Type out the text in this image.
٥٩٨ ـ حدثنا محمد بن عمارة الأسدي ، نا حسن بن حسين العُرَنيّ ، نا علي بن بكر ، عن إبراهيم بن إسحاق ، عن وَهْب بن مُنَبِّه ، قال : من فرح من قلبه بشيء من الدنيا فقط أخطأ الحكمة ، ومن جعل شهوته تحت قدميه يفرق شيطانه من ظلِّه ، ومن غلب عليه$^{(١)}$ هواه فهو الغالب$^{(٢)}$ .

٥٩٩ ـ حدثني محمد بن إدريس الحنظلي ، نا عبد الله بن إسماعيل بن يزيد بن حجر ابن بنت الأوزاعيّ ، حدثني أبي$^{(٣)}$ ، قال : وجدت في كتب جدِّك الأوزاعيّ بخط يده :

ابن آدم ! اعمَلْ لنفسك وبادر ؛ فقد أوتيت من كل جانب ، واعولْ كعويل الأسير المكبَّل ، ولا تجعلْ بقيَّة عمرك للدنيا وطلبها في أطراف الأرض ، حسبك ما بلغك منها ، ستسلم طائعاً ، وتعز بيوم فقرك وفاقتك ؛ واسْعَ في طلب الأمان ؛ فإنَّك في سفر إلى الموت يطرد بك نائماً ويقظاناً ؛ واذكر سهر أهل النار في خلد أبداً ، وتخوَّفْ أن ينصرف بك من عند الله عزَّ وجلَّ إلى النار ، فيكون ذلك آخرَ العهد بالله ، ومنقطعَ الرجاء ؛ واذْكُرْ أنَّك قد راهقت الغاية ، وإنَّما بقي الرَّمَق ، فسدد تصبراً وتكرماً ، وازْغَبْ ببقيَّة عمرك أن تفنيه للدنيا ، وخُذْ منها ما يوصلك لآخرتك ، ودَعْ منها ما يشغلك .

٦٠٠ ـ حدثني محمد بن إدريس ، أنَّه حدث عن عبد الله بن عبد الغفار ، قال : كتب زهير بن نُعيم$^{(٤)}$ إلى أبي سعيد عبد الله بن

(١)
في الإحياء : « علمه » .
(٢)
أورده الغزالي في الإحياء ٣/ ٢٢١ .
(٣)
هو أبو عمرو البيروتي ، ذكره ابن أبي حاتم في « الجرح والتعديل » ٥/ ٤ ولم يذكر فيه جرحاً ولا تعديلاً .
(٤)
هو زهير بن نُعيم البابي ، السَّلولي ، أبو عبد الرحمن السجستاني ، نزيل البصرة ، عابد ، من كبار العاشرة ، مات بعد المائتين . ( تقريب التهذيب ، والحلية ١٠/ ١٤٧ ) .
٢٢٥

============================================================

Task prompt ▸ Please restate the whole listing word for word.

Task answer ▸
Type out the text in this image.
٥٩٨ ـ حدثنا محمد بن عمارة الأسدي ، نا حسن بن حسين العُرَنيّ ، نا علي بن بكر ، عن إبراهيم بن إسحاق ، عن وَهْب بن مُنَبِّه ، قال : من فرح من قلبه بشيء من الدنيا فقط أخطأ الحكمة ، ومن جعل شهوته تحت قدميه يفرق شيطانه من ظلِّه ، ومن غلب عليه$^{(١)}$ هواه فهو الغالب$^{(٢)}$ .

٥٩٩ ـ حدثني محمد بن إدريس الحنظلي ، نا عبد الله بن إسماعيل بن يزيد بن حجر ابن بنت الأوزاعيّ ، حدثني أبي$^{(٣)}$ ، قال : وجدت في كتب جدِّك الأوزاعيّ بخط يده :

ابن آدم ! اعمَلْ لنفسك وبادر ؛ فقد أوتيت من كل جانب ، واعولْ كعويل الأسير المكبَّل ، ولا تجعلْ بقيَّة عمرك للدنيا وطلبها في أطراف الأرض ، حسبك ما بلغك منها ، ستسلم طائعاً ، وتعز بيوم فقرك وفاقتك ؛ واسْعَ في طلب الأمان ؛ فإنَّك في سفر إلى الموت يطرد بك نائماً ويقظاناً ؛ واذكر سهر أهل النار في خلد أبداً ، وتخوَّفْ أن ينصرف بك من عند الله عزَّ وجلَّ إلى النار ، فيكون ذلك آخرَ العهد بالله ، ومنقطعَ الرجاء ؛ واذْكُرْ أنَّك قد راهقت الغاية ، وإنَّما بقي الرَّمَق ، فسدد تصبراً وتكرماً ، وازْغَبْ ببقيَّة عمرك أن تفنيه للدنيا ، وخُذْ منها ما يوصلك لآخرتك ، ودَعْ منها ما يشغلك .

٦٠٠ ـ حدثني محمد بن إدريس ، أنَّه حدث عن عبد الله بن عبد الغفار ، قال : كتب زهير بن نُعيم$^{(٤)}$ إلى أبي سعيد عبد الله بن

(١)
في الإحياء : « علمه » .
(٢)
أورده الغزالي في الإحياء ٣/ ٢٢١ .
(٣)
هو أبو عمرو البيروتي ، ذكره ابن أبي حاتم في « الجرح والتعديل » ٥/ ٤ ولم يذكر فيه جرحاً ولا تعديلاً .
(٤)
هو زهير بن نُعيم البابي ، السَّلولي ، أبو عبد الرحمن السجستاني ، نزيل البصرة ، عابد ، من كبار العاشرة ، مات بعد المائتين . ( تقريب التهذيب ، والحلية ١٠/ ١٤٧ ) .
٢٢٥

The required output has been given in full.